| THE EXERCISE |
Without including any pictures, write out the listing below exactly.

| THE INPUT |
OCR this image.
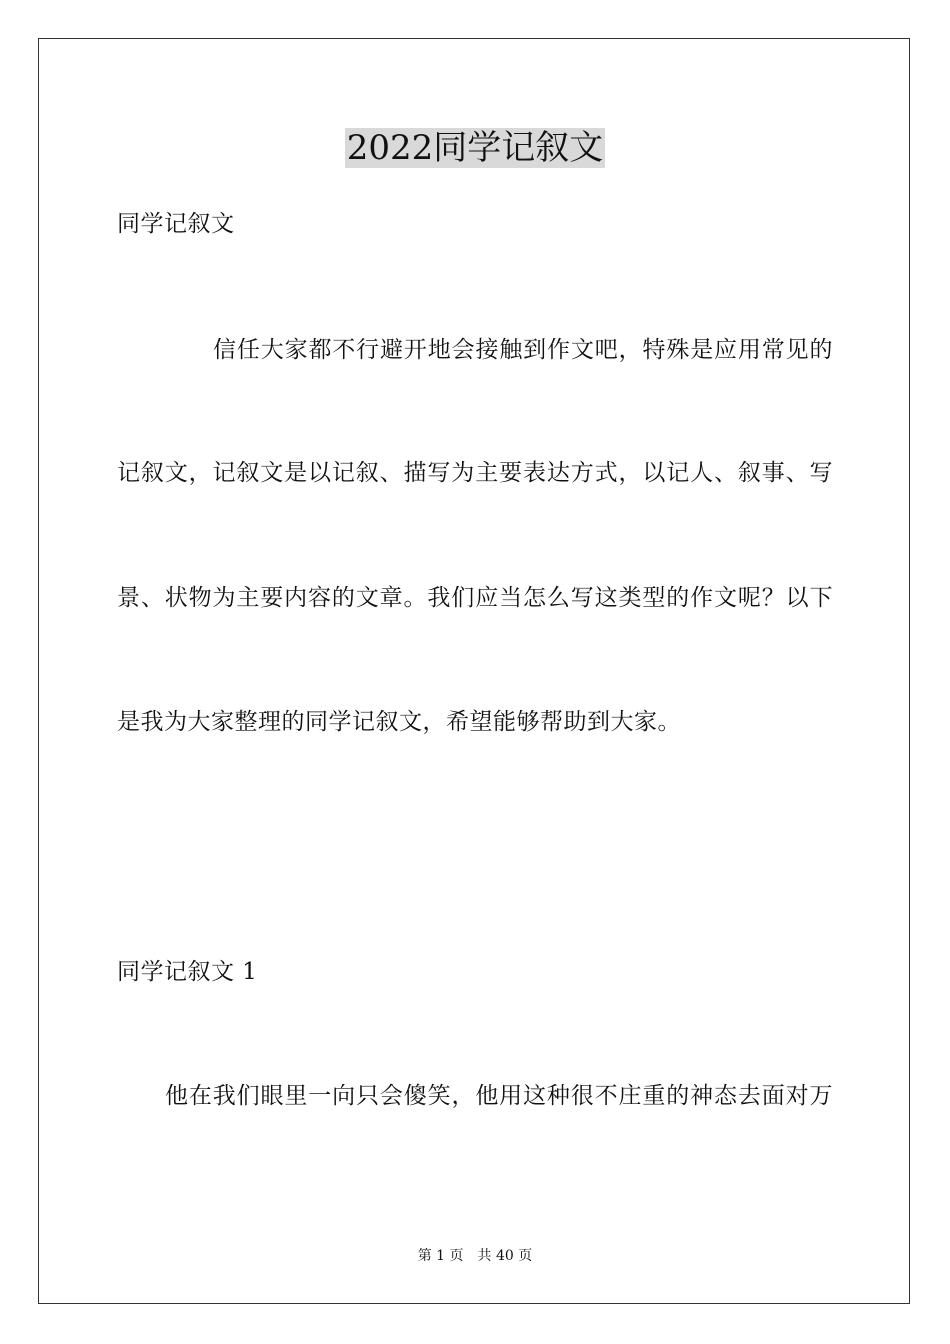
2022同学记叙文
同学记叙文
信任大家都不行避开地会接触到作文吧，特殊是应用常见的
记叙文，记叙文是以记叙、描写为主要表达方式，以记人、叙事、写
景、状物为主要内容的文章。我们应当怎么写这类型的作文呢？以下
是我为大家整理的同学记叙文，希望能够帮助到大家。
同学记叙文 1
他在我们眼里一向只会傻笑，他用这种很不庄重的神态去面对万
第 1 页 共 40 页
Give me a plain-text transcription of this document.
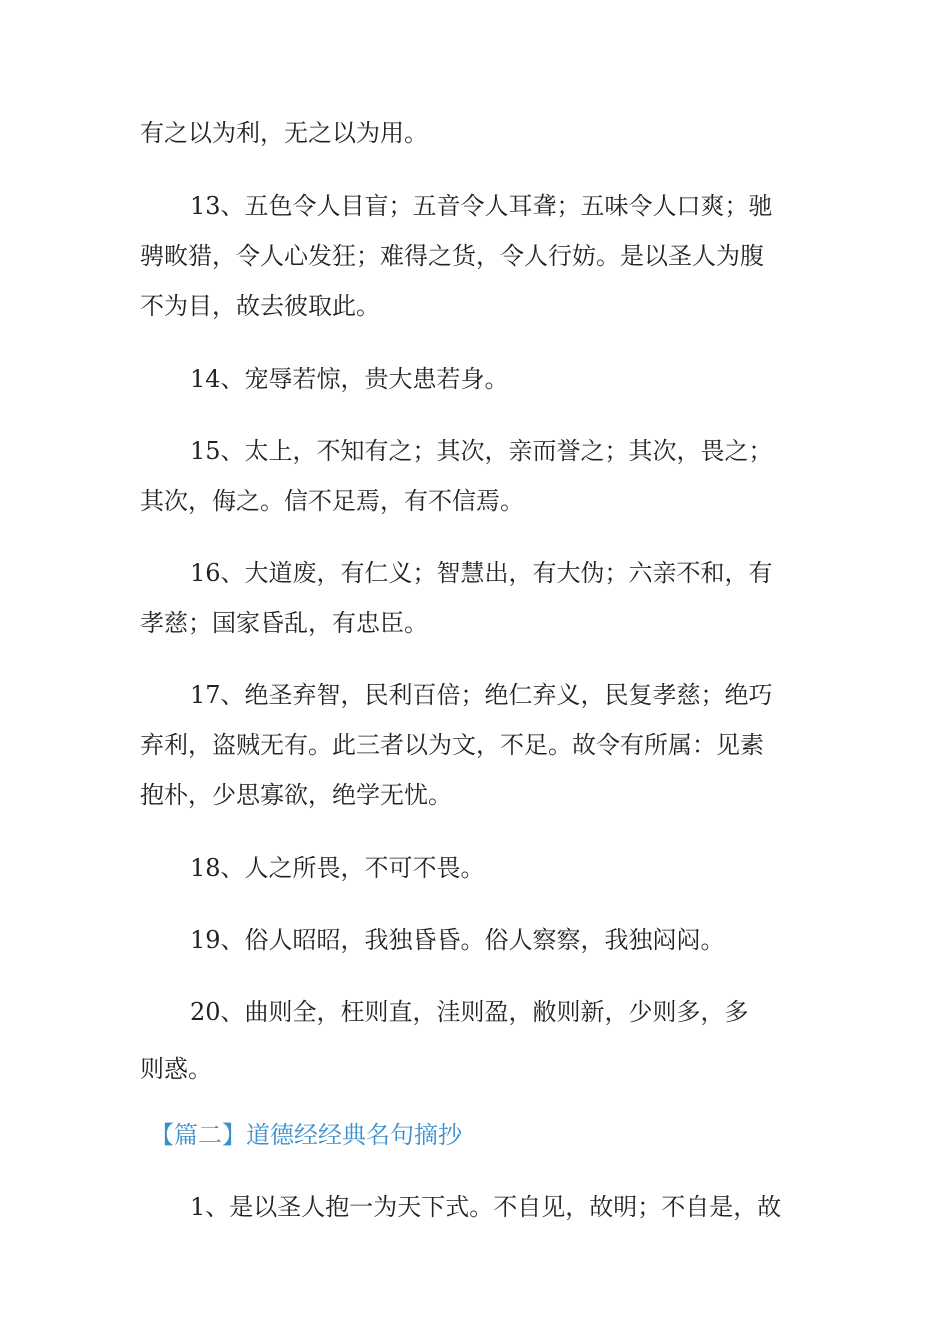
有之以为利，无之以为用。
13、五色令人目盲；五音令人耳聋；五味令人口爽；驰
骋畋猎，令人心发狂；难得之货，令人行妨。是以圣人为腹
不为目，故去彼取此。
14、宠辱若惊，贵大患若身。
15、太上，不知有之；其次，亲而誉之；其次，畏之；
其次，侮之。信不足焉，有不信焉。
16、大道废，有仁义；智慧出，有大伪；六亲不和，有
孝慈；国家昏乱，有忠臣。
17、绝圣弃智，民利百倍；绝仁弃义，民复孝慈；绝巧
弃利，盗贼无有。此三者以为文，不足。故令有所属：见素
抱朴，少思寡欲，绝学无忧。
18、人之所畏，不可不畏。
19、俗人昭昭，我独昏昏。俗人察察，我独闷闷。
20、曲则全，枉则直，洼则盈，敝则新，少则多，多
则惑。
【篇二】道德经经典名句摘抄
1、是以圣人抱一为天下式。不自见，故明；不自是，故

| WRITTEN ANSWER |
OCR this image.
2022同学记叙文
同学记叙文
信任大家都不行避开地会接触到作文吧，特殊是应用常见的
记叙文，记叙文是以记叙、描写为主要表达方式，以记人、叙事、写
景、状物为主要内容的文章。我们应当怎么写这类型的作文呢？以下
是我为大家整理的同学记叙文，希望能够帮助到大家。
同学记叙文 1
他在我们眼里一向只会傻笑，他用这种很不庄重的神态去面对万
第 1 页 共 40 页
Give me a plain-text transcription of this document.
有之以为利，无之以为用。
13、五色令人目盲；五音令人耳聋；五味令人口爽；驰
骋畋猎，令人心发狂；难得之货，令人行妨。是以圣人为腹
不为目，故去彼取此。
14、宠辱若惊，贵大患若身。
15、太上，不知有之；其次，亲而誉之；其次，畏之；
其次，侮之。信不足焉，有不信焉。
16、大道废，有仁义；智慧出，有大伪；六亲不和，有
孝慈；国家昏乱，有忠臣。
17、绝圣弃智，民利百倍；绝仁弃义，民复孝慈；绝巧
弃利，盗贼无有。此三者以为文，不足。故令有所属：见素
抱朴，少思寡欲，绝学无忧。
18、人之所畏，不可不畏。
19、俗人昭昭，我独昏昏。俗人察察，我独闷闷。
20、曲则全，枉则直，洼则盈，敝则新，少则多，多
则惑。
【篇二】道德经经典名句摘抄
1、是以圣人抱一为天下式。不自见，故明；不自是，故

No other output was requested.